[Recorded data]
Begin

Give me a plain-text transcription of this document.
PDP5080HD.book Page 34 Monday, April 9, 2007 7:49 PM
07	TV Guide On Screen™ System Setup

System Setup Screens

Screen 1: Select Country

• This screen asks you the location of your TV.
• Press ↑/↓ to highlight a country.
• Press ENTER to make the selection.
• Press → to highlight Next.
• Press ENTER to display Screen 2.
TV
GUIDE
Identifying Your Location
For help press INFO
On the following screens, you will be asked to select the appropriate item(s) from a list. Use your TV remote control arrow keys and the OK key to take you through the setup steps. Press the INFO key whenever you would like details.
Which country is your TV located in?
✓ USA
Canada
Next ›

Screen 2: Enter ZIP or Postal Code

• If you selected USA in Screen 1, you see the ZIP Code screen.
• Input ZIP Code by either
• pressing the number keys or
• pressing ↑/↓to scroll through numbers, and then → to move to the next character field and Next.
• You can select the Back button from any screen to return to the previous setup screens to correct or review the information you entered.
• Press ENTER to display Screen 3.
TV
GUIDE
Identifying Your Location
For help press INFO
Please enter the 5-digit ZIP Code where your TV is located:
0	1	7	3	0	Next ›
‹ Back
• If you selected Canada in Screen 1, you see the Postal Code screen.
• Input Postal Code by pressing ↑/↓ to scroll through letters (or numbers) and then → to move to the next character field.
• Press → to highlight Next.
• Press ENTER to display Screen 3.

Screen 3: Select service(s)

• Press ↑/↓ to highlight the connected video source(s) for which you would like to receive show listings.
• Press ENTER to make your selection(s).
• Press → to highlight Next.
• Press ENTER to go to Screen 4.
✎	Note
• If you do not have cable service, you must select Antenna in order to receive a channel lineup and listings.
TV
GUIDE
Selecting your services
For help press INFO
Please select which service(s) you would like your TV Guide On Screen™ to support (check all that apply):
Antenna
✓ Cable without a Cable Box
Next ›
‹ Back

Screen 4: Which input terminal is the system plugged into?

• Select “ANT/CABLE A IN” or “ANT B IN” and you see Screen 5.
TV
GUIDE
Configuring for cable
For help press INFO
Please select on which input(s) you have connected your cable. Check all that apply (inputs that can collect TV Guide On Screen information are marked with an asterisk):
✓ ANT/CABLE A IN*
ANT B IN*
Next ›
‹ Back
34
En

End

WHAT IS EXPECTED
Write the listing out again, exactly as it reads.

RESPONSE TO THE EXERCISE
Give me a plain-text transcription of this document.
PDP5080HD.book Page 34 Monday, April 9, 2007 7:49 PM
07	TV Guide On Screen™ System Setup

System Setup Screens

Screen 1: Select Country

• This screen asks you the location of your TV.
• Press ↑/↓ to highlight a country.
• Press ENTER to make the selection.
• Press → to highlight Next.
• Press ENTER to display Screen 2.
TV
GUIDE
Identifying Your Location
For help press INFO
On the following screens, you will be asked to select the appropriate item(s) from a list. Use your TV remote control arrow keys and the OK key to take you through the setup steps. Press the INFO key whenever you would like details.
Which country is your TV located in?
✓ USA
Canada
Next ›

Screen 2: Enter ZIP or Postal Code

• If you selected USA in Screen 1, you see the ZIP Code screen.
• Input ZIP Code by either
• pressing the number keys or
• pressing ↑/↓to scroll through numbers, and then → to move to the next character field and Next.
• You can select the Back button from any screen to return to the previous setup screens to correct or review the information you entered.
• Press ENTER to display Screen 3.
TV
GUIDE
Identifying Your Location
For help press INFO
Please enter the 5-digit ZIP Code where your TV is located:
0	1	7	3	0	Next ›
‹ Back
• If you selected Canada in Screen 1, you see the Postal Code screen.
• Input Postal Code by pressing ↑/↓ to scroll through letters (or numbers) and then → to move to the next character field.
• Press → to highlight Next.
• Press ENTER to display Screen 3.

Screen 3: Select service(s)

• Press ↑/↓ to highlight the connected video source(s) for which you would like to receive show listings.
• Press ENTER to make your selection(s).
• Press → to highlight Next.
• Press ENTER to go to Screen 4.
✎	Note
• If you do not have cable service, you must select Antenna in order to receive a channel lineup and listings.
TV
GUIDE
Selecting your services
For help press INFO
Please select which service(s) you would like your TV Guide On Screen™ to support (check all that apply):
Antenna
✓ Cable without a Cable Box
Next ›
‹ Back

Screen 4: Which input terminal is the system plugged into?

• Select “ANT/CABLE A IN” or “ANT B IN” and you see Screen 5.
TV
GUIDE
Configuring for cable
For help press INFO
Please select on which input(s) you have connected your cable. Check all that apply (inputs that can collect TV Guide On Screen information are marked with an asterisk):
✓ ANT/CABLE A IN*
ANT B IN*
Next ›
‹ Back
34
En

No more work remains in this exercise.